Data entries for graphics
************
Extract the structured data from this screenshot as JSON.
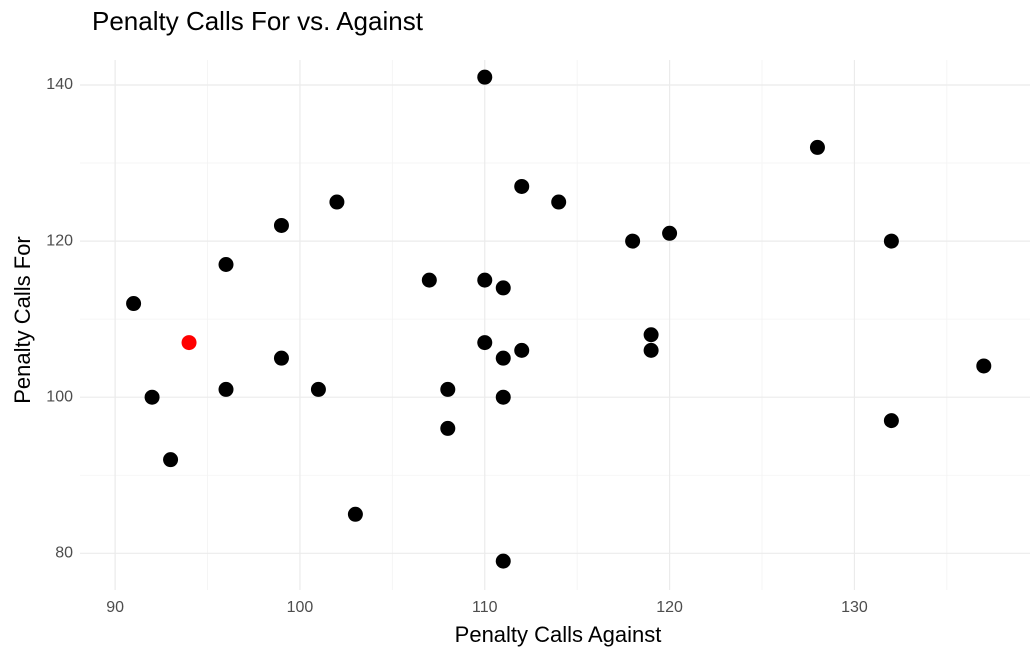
{
  "chart_data": {
    "type": "scatter",
    "title": "Penalty Calls For vs. Against",
    "x_label": "Penalty Calls Against",
    "y_label": "Penalty Calls For",
    "series": [
      {
        "color": "#000000",
        "x": [
          91,
          92,
          93,
          96,
          96,
          99,
          99,
          101,
          102,
          103,
          107,
          108,
          108,
          110,
          110,
          110,
          111,
          111,
          111,
          111,
          112,
          112,
          114,
          118,
          119,
          119,
          120,
          128,
          132,
          132,
          137
        ],
        "values": [
          112,
          100,
          92,
          117,
          101,
          122,
          105,
          101,
          125,
          85,
          115,
          101,
          96,
          141,
          115,
          107,
          114,
          105,
          100,
          79,
          127,
          106,
          125,
          120,
          108,
          106,
          121,
          132,
          120,
          97,
          104
        ]
      },
      {
        "color": "#ff0000",
        "x": [
          94
        ],
        "values": [
          107
        ]
      }
    ],
    "xlim": [
      88.1,
      139.5
    ],
    "xticks": [
      90,
      100,
      110,
      120,
      130
    ],
    "ylim": [
      75.3,
      143.2
    ],
    "yticks": [
      80,
      100,
      120,
      140
    ],
    "grid": true
  }
}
************
## WORK TO DO
Copy the listing in full and without alteration, omitting every picture.

## COMPLETE OUTPUT
Extract the structured data from this screenshot as JSON.
{
  "chart_data": {
    "type": "scatter",
    "title": "Penalty Calls For vs. Against",
    "x_label": "Penalty Calls Against",
    "y_label": "Penalty Calls For",
    "series": [
      {
        "color": "#000000",
        "x": [
          91,
          92,
          93,
          96,
          96,
          99,
          99,
          101,
          102,
          103,
          107,
          108,
          108,
          110,
          110,
          110,
          111,
          111,
          111,
          111,
          112,
          112,
          114,
          118,
          119,
          119,
          120,
          128,
          132,
          132,
          137
        ],
        "values": [
          112,
          100,
          92,
          117,
          101,
          122,
          105,
          101,
          125,
          85,
          115,
          101,
          96,
          141,
          115,
          107,
          114,
          105,
          100,
          79,
          127,
          106,
          125,
          120,
          108,
          106,
          121,
          132,
          120,
          97,
          104
        ]
      },
      {
        "color": "#ff0000",
        "x": [
          94
        ],
        "values": [
          107
        ]
      }
    ],
    "xlim": [
      88.1,
      139.5
    ],
    "xticks": [
      90,
      100,
      110,
      120,
      130
    ],
    "ylim": [
      75.3,
      143.2
    ],
    "yticks": [
      80,
      100,
      120,
      140
    ],
    "grid": true
  }
}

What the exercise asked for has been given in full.